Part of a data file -
— begin —

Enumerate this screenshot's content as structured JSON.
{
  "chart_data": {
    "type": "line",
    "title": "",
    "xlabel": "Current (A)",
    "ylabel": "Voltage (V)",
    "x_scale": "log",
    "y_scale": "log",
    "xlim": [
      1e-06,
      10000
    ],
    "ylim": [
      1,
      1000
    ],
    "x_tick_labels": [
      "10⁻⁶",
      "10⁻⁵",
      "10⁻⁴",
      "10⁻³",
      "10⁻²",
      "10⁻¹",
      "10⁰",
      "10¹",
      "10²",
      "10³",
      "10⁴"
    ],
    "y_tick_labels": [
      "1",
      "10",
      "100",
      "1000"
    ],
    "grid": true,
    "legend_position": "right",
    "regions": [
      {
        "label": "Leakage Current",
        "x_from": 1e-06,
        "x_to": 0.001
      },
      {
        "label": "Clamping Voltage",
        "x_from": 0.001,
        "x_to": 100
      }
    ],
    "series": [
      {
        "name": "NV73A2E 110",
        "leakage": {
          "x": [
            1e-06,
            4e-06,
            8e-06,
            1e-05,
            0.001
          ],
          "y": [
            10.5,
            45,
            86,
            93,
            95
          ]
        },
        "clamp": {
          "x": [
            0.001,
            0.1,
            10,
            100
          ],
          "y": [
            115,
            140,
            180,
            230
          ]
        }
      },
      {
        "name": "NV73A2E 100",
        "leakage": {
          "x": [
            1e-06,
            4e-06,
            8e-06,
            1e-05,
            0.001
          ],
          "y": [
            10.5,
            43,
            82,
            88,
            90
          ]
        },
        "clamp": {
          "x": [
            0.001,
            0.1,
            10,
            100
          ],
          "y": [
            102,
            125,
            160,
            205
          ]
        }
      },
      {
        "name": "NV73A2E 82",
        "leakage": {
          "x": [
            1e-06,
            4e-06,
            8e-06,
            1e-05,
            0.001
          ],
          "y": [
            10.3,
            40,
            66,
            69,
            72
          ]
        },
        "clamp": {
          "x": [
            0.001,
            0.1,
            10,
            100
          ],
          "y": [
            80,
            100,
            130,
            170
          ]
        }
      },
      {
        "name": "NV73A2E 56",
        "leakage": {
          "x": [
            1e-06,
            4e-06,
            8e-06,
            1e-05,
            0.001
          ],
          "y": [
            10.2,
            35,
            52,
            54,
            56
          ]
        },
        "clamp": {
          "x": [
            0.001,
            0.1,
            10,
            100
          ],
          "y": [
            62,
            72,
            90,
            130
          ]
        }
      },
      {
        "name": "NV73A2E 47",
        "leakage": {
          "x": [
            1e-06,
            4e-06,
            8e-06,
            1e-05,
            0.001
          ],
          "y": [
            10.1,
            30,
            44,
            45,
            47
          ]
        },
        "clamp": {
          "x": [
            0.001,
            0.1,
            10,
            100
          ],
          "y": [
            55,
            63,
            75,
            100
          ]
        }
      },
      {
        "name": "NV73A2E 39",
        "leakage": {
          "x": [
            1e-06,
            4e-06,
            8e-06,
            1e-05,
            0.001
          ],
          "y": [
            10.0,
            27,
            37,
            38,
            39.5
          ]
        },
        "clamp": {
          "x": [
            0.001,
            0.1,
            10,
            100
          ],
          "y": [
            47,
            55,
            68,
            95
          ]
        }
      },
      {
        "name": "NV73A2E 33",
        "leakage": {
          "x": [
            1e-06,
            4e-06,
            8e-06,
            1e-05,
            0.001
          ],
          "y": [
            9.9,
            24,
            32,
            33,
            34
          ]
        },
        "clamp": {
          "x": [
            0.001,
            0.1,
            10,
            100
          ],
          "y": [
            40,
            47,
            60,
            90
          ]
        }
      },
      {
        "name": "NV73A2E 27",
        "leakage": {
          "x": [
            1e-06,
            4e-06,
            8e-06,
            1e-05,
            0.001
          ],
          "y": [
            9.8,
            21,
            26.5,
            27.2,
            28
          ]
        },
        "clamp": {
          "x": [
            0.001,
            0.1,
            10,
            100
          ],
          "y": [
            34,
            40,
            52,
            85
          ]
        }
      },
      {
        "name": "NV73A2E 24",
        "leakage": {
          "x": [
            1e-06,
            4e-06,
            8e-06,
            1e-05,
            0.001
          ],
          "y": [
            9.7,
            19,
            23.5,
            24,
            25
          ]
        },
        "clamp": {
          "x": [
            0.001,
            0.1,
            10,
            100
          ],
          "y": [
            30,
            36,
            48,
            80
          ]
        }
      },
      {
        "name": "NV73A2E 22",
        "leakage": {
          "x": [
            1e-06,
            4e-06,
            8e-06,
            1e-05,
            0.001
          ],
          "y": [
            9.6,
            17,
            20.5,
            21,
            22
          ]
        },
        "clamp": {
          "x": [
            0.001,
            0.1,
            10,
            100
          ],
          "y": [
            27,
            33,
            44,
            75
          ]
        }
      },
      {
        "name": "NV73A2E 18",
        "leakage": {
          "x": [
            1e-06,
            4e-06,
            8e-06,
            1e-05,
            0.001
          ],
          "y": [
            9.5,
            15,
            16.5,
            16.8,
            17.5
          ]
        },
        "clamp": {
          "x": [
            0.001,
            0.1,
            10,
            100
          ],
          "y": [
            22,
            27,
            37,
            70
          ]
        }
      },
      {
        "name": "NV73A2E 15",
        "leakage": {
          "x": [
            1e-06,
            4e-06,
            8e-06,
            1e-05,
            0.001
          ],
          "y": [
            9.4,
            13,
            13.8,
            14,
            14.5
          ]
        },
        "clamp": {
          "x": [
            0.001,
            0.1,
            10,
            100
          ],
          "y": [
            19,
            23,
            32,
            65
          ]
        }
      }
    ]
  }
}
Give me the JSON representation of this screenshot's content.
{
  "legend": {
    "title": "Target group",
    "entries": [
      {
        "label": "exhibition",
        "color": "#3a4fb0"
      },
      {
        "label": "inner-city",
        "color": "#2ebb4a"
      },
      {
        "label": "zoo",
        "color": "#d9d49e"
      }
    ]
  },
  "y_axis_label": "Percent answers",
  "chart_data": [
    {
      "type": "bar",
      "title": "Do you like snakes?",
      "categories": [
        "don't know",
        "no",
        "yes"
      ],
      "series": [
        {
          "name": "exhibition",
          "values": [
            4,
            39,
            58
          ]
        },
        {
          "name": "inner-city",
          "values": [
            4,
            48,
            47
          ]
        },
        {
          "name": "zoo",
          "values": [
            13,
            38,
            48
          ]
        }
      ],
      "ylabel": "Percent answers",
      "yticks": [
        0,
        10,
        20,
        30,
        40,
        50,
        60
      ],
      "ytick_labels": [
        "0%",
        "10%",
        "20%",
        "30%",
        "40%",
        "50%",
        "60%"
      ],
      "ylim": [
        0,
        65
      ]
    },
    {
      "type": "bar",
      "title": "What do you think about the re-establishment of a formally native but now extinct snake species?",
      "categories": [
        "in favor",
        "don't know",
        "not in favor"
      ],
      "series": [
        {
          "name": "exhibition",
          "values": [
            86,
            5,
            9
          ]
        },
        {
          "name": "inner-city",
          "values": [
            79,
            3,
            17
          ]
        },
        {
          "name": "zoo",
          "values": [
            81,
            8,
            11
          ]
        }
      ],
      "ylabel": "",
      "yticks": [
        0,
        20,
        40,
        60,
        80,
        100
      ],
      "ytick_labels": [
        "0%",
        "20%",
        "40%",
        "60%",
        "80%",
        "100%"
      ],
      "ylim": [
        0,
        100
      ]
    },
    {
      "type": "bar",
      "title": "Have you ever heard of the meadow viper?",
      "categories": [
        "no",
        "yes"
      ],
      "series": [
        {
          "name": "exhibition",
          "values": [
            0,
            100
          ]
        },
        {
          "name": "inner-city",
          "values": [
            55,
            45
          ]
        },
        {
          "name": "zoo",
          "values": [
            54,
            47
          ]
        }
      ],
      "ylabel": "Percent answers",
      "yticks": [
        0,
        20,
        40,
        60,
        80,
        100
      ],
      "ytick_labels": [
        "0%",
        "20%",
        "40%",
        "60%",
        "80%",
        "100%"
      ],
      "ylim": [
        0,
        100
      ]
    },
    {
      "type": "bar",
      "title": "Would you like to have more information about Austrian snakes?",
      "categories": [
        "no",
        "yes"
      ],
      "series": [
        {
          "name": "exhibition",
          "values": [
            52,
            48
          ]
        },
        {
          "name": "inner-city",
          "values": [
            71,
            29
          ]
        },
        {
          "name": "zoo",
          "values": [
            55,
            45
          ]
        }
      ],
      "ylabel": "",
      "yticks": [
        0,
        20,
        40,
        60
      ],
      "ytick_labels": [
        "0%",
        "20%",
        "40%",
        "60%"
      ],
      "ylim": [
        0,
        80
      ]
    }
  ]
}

— end —

GIVEN INSTRUCTION - Identify each line of the material where the word "about" shows up, and copy it.

COMPLETED TASK -
      "title": "What do you think about the re-establishment of a formally native but now extinct snake species?",
      "title": "Would you like to have more information about Austrian snakes?",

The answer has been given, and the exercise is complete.